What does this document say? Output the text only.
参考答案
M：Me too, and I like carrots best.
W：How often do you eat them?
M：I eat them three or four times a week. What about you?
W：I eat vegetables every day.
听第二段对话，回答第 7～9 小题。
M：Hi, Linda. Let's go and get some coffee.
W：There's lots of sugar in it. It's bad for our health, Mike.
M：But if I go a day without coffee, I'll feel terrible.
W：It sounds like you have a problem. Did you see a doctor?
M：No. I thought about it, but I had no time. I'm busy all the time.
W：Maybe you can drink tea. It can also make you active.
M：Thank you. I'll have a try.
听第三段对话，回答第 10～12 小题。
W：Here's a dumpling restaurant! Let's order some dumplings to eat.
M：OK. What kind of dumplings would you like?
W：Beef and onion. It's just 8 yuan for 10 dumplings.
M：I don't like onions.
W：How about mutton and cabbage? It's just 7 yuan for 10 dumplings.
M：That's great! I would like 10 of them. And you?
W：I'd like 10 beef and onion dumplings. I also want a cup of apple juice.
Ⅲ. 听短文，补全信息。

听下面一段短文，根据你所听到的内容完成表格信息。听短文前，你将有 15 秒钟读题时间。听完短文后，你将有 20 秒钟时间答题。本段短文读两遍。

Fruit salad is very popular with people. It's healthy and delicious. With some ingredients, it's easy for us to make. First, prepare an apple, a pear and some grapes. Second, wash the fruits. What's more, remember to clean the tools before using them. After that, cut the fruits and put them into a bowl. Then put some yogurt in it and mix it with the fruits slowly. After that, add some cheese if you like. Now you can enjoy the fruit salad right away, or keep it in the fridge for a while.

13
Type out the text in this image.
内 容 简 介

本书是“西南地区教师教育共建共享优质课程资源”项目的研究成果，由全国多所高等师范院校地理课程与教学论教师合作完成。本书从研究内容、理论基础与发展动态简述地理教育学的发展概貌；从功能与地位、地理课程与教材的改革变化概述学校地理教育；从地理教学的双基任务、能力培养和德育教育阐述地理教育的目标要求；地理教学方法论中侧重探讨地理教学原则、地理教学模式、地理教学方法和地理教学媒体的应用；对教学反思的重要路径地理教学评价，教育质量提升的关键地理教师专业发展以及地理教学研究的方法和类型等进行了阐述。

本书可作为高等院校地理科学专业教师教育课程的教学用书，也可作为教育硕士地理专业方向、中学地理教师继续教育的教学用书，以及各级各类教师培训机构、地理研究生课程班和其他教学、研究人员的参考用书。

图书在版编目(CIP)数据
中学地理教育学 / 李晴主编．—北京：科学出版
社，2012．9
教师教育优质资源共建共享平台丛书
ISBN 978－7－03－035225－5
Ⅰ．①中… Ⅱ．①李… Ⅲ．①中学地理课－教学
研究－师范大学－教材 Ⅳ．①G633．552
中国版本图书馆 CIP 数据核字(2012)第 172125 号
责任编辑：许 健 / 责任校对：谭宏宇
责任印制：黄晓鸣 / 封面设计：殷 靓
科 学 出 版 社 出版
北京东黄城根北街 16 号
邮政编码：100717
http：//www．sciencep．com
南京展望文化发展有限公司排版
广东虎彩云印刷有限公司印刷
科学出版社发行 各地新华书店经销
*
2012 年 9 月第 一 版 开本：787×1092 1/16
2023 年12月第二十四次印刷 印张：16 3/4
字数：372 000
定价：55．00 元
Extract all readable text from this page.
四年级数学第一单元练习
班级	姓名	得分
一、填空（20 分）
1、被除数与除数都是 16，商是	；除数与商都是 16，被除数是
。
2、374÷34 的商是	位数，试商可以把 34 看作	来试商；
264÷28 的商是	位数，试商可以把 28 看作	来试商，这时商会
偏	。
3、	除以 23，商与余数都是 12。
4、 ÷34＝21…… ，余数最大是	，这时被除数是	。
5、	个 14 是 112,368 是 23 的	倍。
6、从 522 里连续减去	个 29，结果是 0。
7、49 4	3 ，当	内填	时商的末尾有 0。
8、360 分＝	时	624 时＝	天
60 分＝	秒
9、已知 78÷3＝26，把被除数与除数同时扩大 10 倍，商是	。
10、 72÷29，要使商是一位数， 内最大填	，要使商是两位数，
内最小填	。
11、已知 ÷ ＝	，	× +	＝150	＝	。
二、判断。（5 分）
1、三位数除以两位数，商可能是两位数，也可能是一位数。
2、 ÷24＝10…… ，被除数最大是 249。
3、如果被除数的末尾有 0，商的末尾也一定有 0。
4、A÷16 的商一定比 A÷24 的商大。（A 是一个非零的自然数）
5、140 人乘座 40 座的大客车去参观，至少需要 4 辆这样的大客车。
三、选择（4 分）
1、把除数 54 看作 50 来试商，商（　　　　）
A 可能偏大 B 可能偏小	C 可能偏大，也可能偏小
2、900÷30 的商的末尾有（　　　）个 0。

--- Problem to solve ---
All of the entries above need to be reproduced exactly.

--- Task solution ---
What does this document say? Output the text only.
参考答案
M：Me too, and I like carrots best.
W：How often do you eat them?
M：I eat them three or four times a week. What about you?
W：I eat vegetables every day.
听第二段对话，回答第 7～9 小题。
M：Hi, Linda. Let's go and get some coffee.
W：There's lots of sugar in it. It's bad for our health, Mike.
M：But if I go a day without coffee, I'll feel terrible.
W：It sounds like you have a problem. Did you see a doctor?
M：No. I thought about it, but I had no time. I'm busy all the time.
W：Maybe you can drink tea. It can also make you active.
M：Thank you. I'll have a try.
听第三段对话，回答第 10～12 小题。
W：Here's a dumpling restaurant! Let's order some dumplings to eat.
M：OK. What kind of dumplings would you like?
W：Beef and onion. It's just 8 yuan for 10 dumplings.
M：I don't like onions.
W：How about mutton and cabbage? It's just 7 yuan for 10 dumplings.
M：That's great! I would like 10 of them. And you?
W：I'd like 10 beef and onion dumplings. I also want a cup of apple juice.
Ⅲ. 听短文，补全信息。

听下面一段短文，根据你所听到的内容完成表格信息。听短文前，你将有 15 秒钟读题时间。听完短文后，你将有 20 秒钟时间答题。本段短文读两遍。

Fruit salad is very popular with people. It's healthy and delicious. With some ingredients, it's easy for us to make. First, prepare an apple, a pear and some grapes. Second, wash the fruits. What's more, remember to clean the tools before using them. After that, cut the fruits and put them into a bowl. Then put some yogurt in it and mix it with the fruits slowly. After that, add some cheese if you like. Now you can enjoy the fruit salad right away, or keep it in the fridge for a while.

13
Type out the text in this image.
内 容 简 介

本书是“西南地区教师教育共建共享优质课程资源”项目的研究成果，由全国多所高等师范院校地理课程与教学论教师合作完成。本书从研究内容、理论基础与发展动态简述地理教育学的发展概貌；从功能与地位、地理课程与教材的改革变化概述学校地理教育；从地理教学的双基任务、能力培养和德育教育阐述地理教育的目标要求；地理教学方法论中侧重探讨地理教学原则、地理教学模式、地理教学方法和地理教学媒体的应用；对教学反思的重要路径地理教学评价，教育质量提升的关键地理教师专业发展以及地理教学研究的方法和类型等进行了阐述。

本书可作为高等院校地理科学专业教师教育课程的教学用书，也可作为教育硕士地理专业方向、中学地理教师继续教育的教学用书，以及各级各类教师培训机构、地理研究生课程班和其他教学、研究人员的参考用书。

图书在版编目(CIP)数据
中学地理教育学 / 李晴主编．—北京：科学出版
社，2012．9
教师教育优质资源共建共享平台丛书
ISBN 978－7－03－035225－5
Ⅰ．①中… Ⅱ．①李… Ⅲ．①中学地理课－教学
研究－师范大学－教材 Ⅳ．①G633．552
中国版本图书馆 CIP 数据核字(2012)第 172125 号
责任编辑：许 健 / 责任校对：谭宏宇
责任印制：黄晓鸣 / 封面设计：殷 靓
科 学 出 版 社 出版
北京东黄城根北街 16 号
邮政编码：100717
http：//www．sciencep．com
南京展望文化发展有限公司排版
广东虎彩云印刷有限公司印刷
科学出版社发行 各地新华书店经销
*
2012 年 9 月第 一 版 开本：787×1092 1/16
2023 年12月第二十四次印刷 印张：16 3/4
字数：372 000
定价：55．00 元
Extract all readable text from this page.
四年级数学第一单元练习
班级	姓名	得分
一、填空（20 分）
1、被除数与除数都是 16，商是	；除数与商都是 16，被除数是
。
2、374÷34 的商是	位数，试商可以把 34 看作	来试商；
264÷28 的商是	位数，试商可以把 28 看作	来试商，这时商会
偏	。
3、	除以 23，商与余数都是 12。
4、 ÷34＝21…… ，余数最大是	，这时被除数是	。
5、	个 14 是 112,368 是 23 的	倍。
6、从 522 里连续减去	个 29，结果是 0。
7、49 4	3 ，当	内填	时商的末尾有 0。
8、360 分＝	时	624 时＝	天
60 分＝	秒
9、已知 78÷3＝26，把被除数与除数同时扩大 10 倍，商是	。
10、 72÷29，要使商是一位数， 内最大填	，要使商是两位数，
内最小填	。
11、已知 ÷ ＝	，	× +	＝150	＝	。
二、判断。（5 分）
1、三位数除以两位数，商可能是两位数，也可能是一位数。
2、 ÷24＝10…… ，被除数最大是 249。
3、如果被除数的末尾有 0，商的末尾也一定有 0。
4、A÷16 的商一定比 A÷24 的商大。（A 是一个非零的自然数）
5、140 人乘座 40 座的大客车去参观，至少需要 4 辆这样的大客车。
三、选择（4 分）
1、把除数 54 看作 50 来试商，商（　　　　）
A 可能偏大 B 可能偏小	C 可能偏大，也可能偏小
2、900÷30 的商的末尾有（　　　）个 0。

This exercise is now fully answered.